-- start of Provided information --

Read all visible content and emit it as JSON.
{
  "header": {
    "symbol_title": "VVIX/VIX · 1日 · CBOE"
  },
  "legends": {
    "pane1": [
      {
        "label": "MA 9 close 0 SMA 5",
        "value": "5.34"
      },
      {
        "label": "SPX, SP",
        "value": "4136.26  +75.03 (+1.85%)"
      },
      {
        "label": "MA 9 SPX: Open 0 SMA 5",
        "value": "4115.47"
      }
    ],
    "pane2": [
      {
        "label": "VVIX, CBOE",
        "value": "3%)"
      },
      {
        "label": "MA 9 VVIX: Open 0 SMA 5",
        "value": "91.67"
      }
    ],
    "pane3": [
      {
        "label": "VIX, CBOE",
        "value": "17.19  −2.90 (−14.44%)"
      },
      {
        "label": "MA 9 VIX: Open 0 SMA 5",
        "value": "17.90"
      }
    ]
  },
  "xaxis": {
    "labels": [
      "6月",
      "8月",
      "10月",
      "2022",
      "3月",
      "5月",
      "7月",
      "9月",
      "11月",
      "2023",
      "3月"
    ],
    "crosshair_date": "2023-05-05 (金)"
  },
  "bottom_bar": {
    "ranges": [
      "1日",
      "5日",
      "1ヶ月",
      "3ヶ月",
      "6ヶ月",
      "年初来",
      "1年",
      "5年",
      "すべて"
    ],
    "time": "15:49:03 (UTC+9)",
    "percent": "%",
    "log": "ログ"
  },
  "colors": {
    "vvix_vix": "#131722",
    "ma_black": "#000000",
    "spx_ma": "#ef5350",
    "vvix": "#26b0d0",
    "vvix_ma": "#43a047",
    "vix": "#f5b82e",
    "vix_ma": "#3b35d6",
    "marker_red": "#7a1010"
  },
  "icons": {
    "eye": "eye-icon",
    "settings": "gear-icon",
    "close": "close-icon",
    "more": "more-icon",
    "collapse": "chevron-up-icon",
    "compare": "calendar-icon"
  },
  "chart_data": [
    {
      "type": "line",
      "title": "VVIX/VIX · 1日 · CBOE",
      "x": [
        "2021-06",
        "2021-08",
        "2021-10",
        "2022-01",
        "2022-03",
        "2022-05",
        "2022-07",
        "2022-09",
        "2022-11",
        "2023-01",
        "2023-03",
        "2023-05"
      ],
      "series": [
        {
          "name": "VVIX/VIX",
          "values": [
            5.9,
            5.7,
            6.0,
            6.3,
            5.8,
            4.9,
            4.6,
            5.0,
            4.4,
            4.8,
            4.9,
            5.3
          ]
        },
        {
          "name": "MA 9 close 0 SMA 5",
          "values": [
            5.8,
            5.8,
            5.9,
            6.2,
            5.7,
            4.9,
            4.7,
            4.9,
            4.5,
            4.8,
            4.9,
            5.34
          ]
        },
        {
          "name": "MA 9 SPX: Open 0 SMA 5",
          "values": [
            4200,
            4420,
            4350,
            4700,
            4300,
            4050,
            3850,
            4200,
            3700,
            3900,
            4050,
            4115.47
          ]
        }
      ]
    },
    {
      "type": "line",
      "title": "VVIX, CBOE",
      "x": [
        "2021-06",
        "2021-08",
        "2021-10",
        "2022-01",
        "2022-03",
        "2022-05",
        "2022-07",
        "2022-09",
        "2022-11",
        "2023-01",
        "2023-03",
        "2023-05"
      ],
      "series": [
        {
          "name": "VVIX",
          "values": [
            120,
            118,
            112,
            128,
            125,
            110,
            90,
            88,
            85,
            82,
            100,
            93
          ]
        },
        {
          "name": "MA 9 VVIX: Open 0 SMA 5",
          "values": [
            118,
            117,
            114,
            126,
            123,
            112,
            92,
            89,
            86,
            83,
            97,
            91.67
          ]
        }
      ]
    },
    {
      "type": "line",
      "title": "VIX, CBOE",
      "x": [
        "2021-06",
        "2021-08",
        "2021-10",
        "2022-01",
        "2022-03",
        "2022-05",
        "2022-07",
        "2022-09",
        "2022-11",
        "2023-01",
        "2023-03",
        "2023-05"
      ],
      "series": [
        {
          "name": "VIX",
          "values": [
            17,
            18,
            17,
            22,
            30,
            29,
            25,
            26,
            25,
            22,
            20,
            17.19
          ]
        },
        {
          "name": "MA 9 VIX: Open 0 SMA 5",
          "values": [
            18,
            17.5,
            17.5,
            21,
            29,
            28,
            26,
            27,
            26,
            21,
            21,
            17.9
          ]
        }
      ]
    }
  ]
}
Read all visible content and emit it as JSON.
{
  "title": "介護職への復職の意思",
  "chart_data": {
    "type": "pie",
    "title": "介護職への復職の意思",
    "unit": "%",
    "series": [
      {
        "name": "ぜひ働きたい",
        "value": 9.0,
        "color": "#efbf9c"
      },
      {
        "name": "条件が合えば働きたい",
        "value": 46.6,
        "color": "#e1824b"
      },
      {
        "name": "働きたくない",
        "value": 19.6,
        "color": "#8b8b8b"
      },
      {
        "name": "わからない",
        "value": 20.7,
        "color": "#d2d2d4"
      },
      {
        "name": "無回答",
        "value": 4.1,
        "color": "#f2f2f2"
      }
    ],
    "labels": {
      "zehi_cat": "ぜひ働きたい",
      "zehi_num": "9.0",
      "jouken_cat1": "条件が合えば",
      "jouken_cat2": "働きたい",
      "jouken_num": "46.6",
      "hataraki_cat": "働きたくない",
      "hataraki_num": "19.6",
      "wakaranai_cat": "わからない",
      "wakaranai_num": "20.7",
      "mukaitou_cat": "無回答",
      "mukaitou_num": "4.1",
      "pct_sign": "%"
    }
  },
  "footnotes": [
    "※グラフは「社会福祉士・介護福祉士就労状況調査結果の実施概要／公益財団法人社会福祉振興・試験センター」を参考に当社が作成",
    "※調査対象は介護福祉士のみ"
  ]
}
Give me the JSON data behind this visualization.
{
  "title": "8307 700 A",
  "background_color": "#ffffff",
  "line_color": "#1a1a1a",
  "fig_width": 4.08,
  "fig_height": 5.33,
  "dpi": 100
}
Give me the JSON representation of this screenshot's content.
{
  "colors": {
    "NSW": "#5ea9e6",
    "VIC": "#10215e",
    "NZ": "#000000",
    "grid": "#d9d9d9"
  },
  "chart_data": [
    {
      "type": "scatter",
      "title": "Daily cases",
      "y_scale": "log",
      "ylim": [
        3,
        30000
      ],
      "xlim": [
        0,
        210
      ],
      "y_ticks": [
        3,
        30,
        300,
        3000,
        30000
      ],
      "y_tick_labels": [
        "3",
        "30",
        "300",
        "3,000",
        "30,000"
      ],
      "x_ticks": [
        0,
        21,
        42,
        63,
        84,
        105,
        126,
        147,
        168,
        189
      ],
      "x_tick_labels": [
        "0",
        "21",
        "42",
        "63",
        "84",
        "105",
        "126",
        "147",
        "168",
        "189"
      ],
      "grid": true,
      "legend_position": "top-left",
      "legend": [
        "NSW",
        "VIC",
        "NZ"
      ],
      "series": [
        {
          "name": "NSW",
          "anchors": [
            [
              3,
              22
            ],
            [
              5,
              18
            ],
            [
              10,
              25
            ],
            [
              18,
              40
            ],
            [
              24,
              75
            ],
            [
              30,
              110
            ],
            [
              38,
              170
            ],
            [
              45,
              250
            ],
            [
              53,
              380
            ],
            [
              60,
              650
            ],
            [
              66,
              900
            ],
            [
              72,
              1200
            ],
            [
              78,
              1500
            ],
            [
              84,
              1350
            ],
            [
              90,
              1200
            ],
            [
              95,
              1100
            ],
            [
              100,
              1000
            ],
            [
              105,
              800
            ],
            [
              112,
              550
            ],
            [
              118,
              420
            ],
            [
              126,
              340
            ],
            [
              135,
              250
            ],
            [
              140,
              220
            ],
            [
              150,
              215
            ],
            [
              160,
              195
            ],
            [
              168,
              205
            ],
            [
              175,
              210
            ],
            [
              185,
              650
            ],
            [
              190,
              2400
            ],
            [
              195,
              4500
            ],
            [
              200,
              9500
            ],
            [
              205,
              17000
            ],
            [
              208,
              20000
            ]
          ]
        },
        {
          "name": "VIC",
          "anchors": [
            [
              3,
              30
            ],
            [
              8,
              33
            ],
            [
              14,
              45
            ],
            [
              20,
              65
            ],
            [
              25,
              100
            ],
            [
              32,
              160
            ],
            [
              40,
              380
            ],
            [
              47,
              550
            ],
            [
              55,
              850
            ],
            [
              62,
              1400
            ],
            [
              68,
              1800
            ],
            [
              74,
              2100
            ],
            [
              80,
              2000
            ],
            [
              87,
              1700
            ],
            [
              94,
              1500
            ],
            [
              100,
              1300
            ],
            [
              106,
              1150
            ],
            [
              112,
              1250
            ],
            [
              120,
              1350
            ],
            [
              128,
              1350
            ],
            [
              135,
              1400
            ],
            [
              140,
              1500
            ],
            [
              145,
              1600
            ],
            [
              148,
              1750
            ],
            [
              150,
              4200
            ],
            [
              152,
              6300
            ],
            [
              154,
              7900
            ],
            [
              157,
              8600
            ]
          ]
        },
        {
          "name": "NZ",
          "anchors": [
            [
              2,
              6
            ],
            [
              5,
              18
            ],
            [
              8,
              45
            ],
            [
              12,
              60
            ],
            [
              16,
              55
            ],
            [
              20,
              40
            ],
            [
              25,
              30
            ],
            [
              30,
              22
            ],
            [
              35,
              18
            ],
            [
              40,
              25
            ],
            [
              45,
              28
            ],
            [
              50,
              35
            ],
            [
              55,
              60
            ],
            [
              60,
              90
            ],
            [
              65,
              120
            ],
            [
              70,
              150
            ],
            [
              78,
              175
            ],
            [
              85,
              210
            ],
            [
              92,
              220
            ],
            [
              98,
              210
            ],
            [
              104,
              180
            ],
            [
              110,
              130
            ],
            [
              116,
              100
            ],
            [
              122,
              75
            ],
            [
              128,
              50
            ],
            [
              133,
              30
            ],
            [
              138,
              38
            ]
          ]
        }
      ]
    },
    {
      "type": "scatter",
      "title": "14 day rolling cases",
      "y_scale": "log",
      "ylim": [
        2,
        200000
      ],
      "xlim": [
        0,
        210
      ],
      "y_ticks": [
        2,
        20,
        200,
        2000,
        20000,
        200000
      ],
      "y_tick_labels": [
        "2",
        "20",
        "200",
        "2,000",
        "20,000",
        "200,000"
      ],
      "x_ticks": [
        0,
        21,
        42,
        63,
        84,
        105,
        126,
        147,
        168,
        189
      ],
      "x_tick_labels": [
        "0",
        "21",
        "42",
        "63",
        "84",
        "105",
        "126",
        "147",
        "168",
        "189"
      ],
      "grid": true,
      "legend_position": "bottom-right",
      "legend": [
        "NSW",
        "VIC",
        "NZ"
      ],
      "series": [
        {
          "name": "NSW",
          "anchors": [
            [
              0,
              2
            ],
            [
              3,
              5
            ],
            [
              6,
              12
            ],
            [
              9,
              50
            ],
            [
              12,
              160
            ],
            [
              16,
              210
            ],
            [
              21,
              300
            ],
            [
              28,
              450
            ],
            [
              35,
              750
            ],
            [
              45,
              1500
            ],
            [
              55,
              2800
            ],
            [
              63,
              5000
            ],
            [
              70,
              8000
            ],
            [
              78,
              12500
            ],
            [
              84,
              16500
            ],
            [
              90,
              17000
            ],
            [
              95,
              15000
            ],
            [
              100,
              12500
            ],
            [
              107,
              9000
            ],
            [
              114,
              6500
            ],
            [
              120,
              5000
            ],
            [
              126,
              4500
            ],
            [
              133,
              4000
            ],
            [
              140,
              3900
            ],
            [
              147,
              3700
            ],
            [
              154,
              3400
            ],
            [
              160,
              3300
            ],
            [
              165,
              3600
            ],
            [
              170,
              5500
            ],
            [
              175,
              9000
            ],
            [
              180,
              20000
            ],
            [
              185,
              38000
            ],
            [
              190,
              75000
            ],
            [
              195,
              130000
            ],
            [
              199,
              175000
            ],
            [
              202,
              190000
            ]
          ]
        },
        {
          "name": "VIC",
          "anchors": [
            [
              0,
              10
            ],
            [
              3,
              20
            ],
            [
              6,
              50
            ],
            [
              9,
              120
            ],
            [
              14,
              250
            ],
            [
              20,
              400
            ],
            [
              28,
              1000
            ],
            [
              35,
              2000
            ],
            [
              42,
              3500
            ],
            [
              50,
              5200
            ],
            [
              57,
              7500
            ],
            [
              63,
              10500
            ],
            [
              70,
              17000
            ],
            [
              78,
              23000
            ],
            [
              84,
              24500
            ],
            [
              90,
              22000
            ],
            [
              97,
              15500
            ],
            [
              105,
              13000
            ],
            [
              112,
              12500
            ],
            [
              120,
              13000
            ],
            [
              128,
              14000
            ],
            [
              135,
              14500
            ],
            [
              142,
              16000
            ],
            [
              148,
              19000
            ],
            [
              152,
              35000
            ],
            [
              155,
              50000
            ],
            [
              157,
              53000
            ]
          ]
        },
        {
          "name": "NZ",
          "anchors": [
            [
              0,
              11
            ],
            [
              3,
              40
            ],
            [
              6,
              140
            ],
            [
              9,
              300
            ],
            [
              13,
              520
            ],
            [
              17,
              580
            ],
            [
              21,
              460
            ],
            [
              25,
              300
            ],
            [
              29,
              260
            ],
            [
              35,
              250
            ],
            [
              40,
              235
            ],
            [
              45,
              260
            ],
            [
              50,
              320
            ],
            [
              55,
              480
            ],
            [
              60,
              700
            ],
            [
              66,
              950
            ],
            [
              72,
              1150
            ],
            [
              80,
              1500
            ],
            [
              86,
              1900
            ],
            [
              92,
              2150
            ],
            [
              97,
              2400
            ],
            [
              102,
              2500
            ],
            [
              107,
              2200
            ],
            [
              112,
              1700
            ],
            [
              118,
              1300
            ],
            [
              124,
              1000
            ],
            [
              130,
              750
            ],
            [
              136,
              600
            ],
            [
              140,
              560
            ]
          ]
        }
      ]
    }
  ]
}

-- end of Provided information --

**Your task:** Looking at the data above, show all lines where the word "cases" occurs.

**Full answer:**
      "title": "Daily cases",
      "title": "14 day rolling cases",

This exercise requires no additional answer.